**REQUIRED ACTION:** In the listing, some lines may hold the string "indicates"; report how many do, as a bare number.

**ENTRIES SHOWN:**
◆ ◆ ◆ ◆
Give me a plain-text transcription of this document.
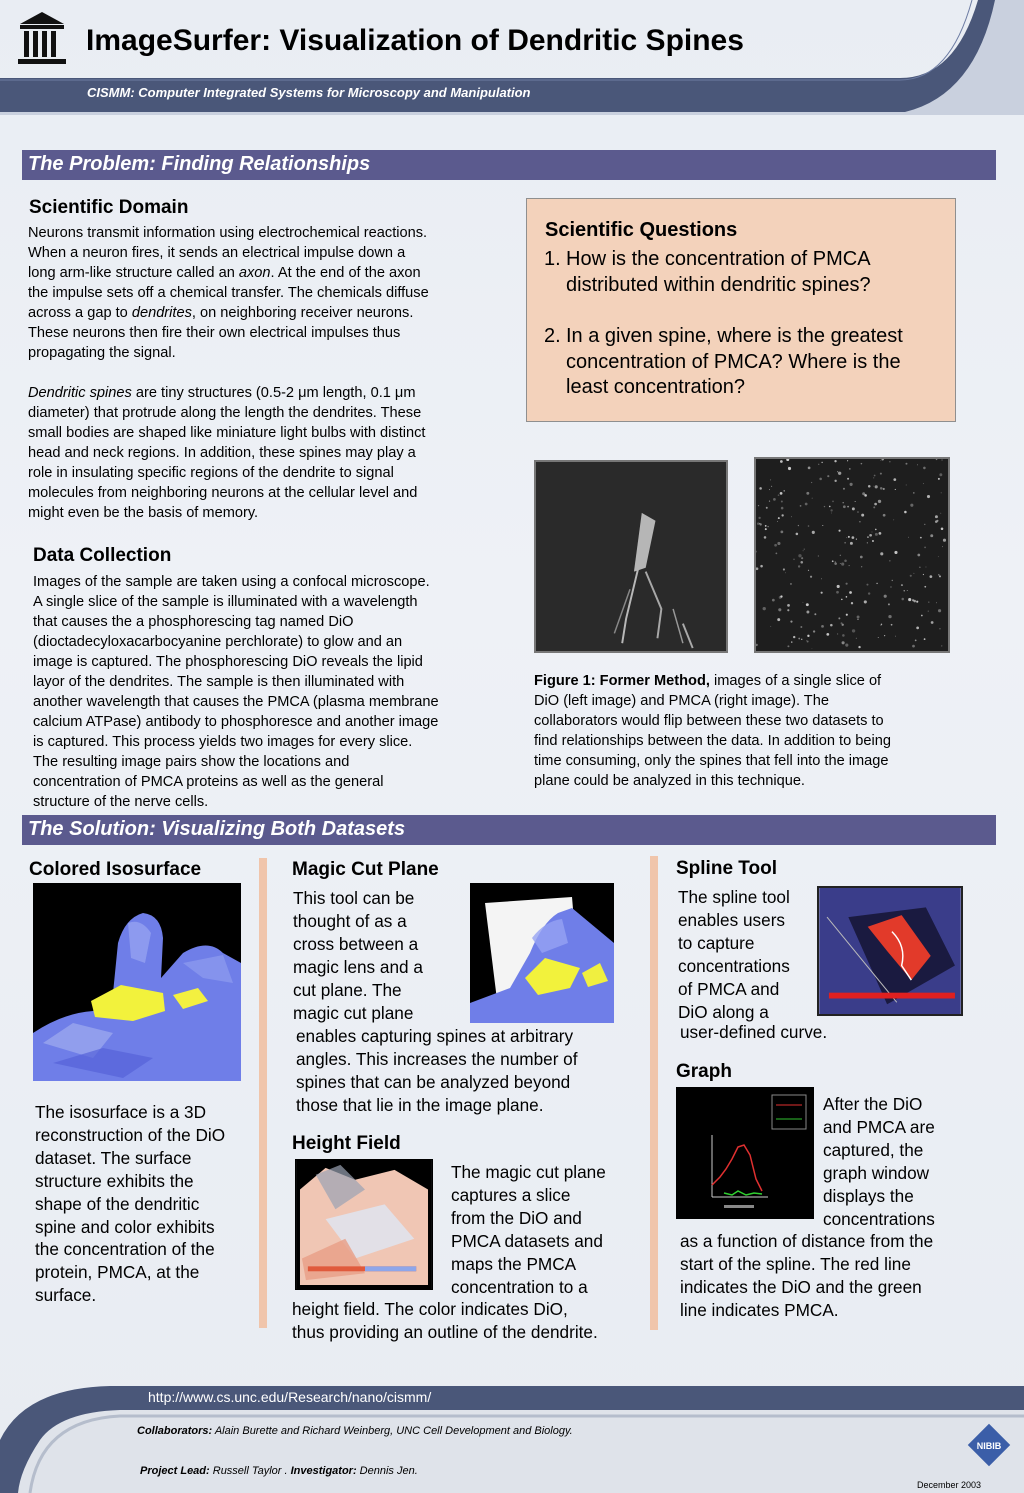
ImageSurfer: Visualization of Dendritic Spines
CISMM: Computer Integrated Systems for Microscopy and Manipulation
The Problem: Finding Relationships
Scientific Domain
Neurons transmit information using electrochemical reactions.
When a neuron fires, it sends an electrical impulse down a
long arm-like structure called an axon. At the end of the axon
the impulse sets off a chemical transfer. The chemicals diffuse
across a gap to dendrites, on neighboring receiver neurons.
These neurons then fire their own electrical impulses thus
propagating the signal.

Dendritic spines are tiny structures (0.5-2 μm length, 0.1 μm
diameter) that protrude along the length the dendrites. These
small bodies are shaped like miniature light bulbs with distinct
head and neck regions. In addition, these spines may play a
role in insulating specific regions of the dendrite to signal
molecules from neighboring neurons at the cellular level and
might even be the basis of memory.
Data Collection
Images of the sample are taken using a confocal microscope.
A single slice of the sample is illuminated with a wavelength
that causes the a phosphorescing tag named DiO
(dioctadecyloxacarbocyanine perchlorate) to glow and an
image is captured. The phosphorescing DiO reveals the lipid
layor of the dendrites. The sample is then illuminated with
another wavelength that causes the PMCA (plasma membrane
calcium ATPase) antibody to phosphoresce and another image
is captured. This process yields two images for every slice.
The resulting image pairs show the locations and
concentration of PMCA proteins as well as the general
structure of the nerve cells.
Scientific Questions
1. How is the concentration of PMCA
distributed within dendritic spines?
2. In a given spine, where is the greatest
concentration of PMCA? Where is the
least concentration?
Figure 1: Former Method, images of a single slice of
DiO (left image) and PMCA (right image). The
collaborators would flip between these two datasets to
find relationships between the data. In addition to being
time consuming, only the spines that fell into the image
plane could be analyzed in this technique.
The Solution: Visualizing Both Datasets
Colored Isosurface
The isosurface is a 3D
reconstruction of the DiO
dataset. The surface
structure exhibits the
shape of the dendritic
spine and color exhibits
the concentration of the
protein, PMCA, at the
surface.
Magic Cut Plane
This tool can be
thought of as a
cross between a
magic lens and a
cut plane. The
magic cut plane
enables capturing spines at arbitrary
angles. This increases the number of
spines that can be analyzed beyond
those that lie in the image plane.
Height Field
The magic cut plane
captures a slice
from the DiO and
PMCA datasets and
maps the PMCA
concentration to a
height field. The color indicates DiO,
thus providing an outline of the dendrite.
Spline Tool
The spline tool
enables users
to capture
concentrations
of PMCA and
DiO along a
user-defined curve.
Graph
After the DiO
and PMCA are
captured, the
graph window
displays the
concentrations
as a function of distance from the
start of the spline. The red line
indicates the DiO and the green
line indicates PMCA.
http://www.cs.unc.edu/Research/nano/cismm/
Collaborators: Alain Burette and Richard Weinberg, UNC Cell Development and Biology.
Project Lead: Russell Taylor . Investigator: Dennis Jen.
NIBIB
December 2003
◆ ◆ ◆ ◆
**TASK OUTPUT:** 3